### Supplied records ###
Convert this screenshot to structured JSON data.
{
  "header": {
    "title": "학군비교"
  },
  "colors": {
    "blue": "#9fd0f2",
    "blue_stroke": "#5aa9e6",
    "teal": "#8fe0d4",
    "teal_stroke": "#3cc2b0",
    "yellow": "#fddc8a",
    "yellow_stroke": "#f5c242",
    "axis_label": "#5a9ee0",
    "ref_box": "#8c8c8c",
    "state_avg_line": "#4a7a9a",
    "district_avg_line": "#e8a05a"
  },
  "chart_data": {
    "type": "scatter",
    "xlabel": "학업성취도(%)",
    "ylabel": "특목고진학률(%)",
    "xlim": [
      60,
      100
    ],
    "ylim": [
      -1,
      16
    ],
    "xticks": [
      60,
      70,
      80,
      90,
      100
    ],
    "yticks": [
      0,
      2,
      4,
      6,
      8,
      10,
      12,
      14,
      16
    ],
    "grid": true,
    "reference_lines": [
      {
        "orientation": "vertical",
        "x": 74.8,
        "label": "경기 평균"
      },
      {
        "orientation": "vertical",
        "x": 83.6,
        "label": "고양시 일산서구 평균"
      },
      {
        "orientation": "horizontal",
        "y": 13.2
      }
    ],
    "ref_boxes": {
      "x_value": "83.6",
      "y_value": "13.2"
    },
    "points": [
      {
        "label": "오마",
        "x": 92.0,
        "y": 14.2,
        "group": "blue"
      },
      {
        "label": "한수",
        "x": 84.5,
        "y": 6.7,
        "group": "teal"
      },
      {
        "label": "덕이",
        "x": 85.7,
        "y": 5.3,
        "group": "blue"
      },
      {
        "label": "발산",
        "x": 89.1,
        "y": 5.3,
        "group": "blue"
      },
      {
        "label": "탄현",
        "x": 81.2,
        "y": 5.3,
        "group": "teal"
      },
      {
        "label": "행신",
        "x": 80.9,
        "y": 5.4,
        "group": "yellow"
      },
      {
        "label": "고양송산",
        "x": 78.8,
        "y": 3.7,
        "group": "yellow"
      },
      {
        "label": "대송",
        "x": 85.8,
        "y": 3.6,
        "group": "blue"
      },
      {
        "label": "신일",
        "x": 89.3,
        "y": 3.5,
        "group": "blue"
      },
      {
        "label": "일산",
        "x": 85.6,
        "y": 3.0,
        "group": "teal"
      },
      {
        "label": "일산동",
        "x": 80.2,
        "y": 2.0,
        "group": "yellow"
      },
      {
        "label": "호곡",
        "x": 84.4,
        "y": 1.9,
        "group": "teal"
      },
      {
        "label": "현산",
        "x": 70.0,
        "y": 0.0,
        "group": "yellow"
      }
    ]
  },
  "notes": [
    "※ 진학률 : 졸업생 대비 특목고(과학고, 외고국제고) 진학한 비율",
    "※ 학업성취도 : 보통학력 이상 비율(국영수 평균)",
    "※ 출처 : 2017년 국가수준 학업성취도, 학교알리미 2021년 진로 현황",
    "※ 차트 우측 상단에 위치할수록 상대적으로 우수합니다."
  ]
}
###
--- Challenge ---
Each entry above is to be set down again in exactly the same words.

--- Written response ---
Convert this screenshot to structured JSON data.
{
  "header": {
    "title": "학군비교"
  },
  "colors": {
    "blue": "#9fd0f2",
    "blue_stroke": "#5aa9e6",
    "teal": "#8fe0d4",
    "teal_stroke": "#3cc2b0",
    "yellow": "#fddc8a",
    "yellow_stroke": "#f5c242",
    "axis_label": "#5a9ee0",
    "ref_box": "#8c8c8c",
    "state_avg_line": "#4a7a9a",
    "district_avg_line": "#e8a05a"
  },
  "chart_data": {
    "type": "scatter",
    "xlabel": "학업성취도(%)",
    "ylabel": "특목고진학률(%)",
    "xlim": [
      60,
      100
    ],
    "ylim": [
      -1,
      16
    ],
    "xticks": [
      60,
      70,
      80,
      90,
      100
    ],
    "yticks": [
      0,
      2,
      4,
      6,
      8,
      10,
      12,
      14,
      16
    ],
    "grid": true,
    "reference_lines": [
      {
        "orientation": "vertical",
        "x": 74.8,
        "label": "경기 평균"
      },
      {
        "orientation": "vertical",
        "x": 83.6,
        "label": "고양시 일산서구 평균"
      },
      {
        "orientation": "horizontal",
        "y": 13.2
      }
    ],
    "ref_boxes": {
      "x_value": "83.6",
      "y_value": "13.2"
    },
    "points": [
      {
        "label": "오마",
        "x": 92.0,
        "y": 14.2,
        "group": "blue"
      },
      {
        "label": "한수",
        "x": 84.5,
        "y": 6.7,
        "group": "teal"
      },
      {
        "label": "덕이",
        "x": 85.7,
        "y": 5.3,
        "group": "blue"
      },
      {
        "label": "발산",
        "x": 89.1,
        "y": 5.3,
        "group": "blue"
      },
      {
        "label": "탄현",
        "x": 81.2,
        "y": 5.3,
        "group": "teal"
      },
      {
        "label": "행신",
        "x": 80.9,
        "y": 5.4,
        "group": "yellow"
      },
      {
        "label": "고양송산",
        "x": 78.8,
        "y": 3.7,
        "group": "yellow"
      },
      {
        "label": "대송",
        "x": 85.8,
        "y": 3.6,
        "group": "blue"
      },
      {
        "label": "신일",
        "x": 89.3,
        "y": 3.5,
        "group": "blue"
      },
      {
        "label": "일산",
        "x": 85.6,
        "y": 3.0,
        "group": "teal"
      },
      {
        "label": "일산동",
        "x": 80.2,
        "y": 2.0,
        "group": "yellow"
      },
      {
        "label": "호곡",
        "x": 84.4,
        "y": 1.9,
        "group": "teal"
      },
      {
        "label": "현산",
        "x": 70.0,
        "y": 0.0,
        "group": "yellow"
      }
    ]
  },
  "notes": [
    "※ 진학률 : 졸업생 대비 특목고(과학고, 외고국제고) 진학한 비율",
    "※ 학업성취도 : 보통학력 이상 비율(국영수 평균)",
    "※ 출처 : 2017년 국가수준 학업성취도, 학교알리미 2021년 진로 현황",
    "※ 차트 우측 상단에 위치할수록 상대적으로 우수합니다."
  ]
}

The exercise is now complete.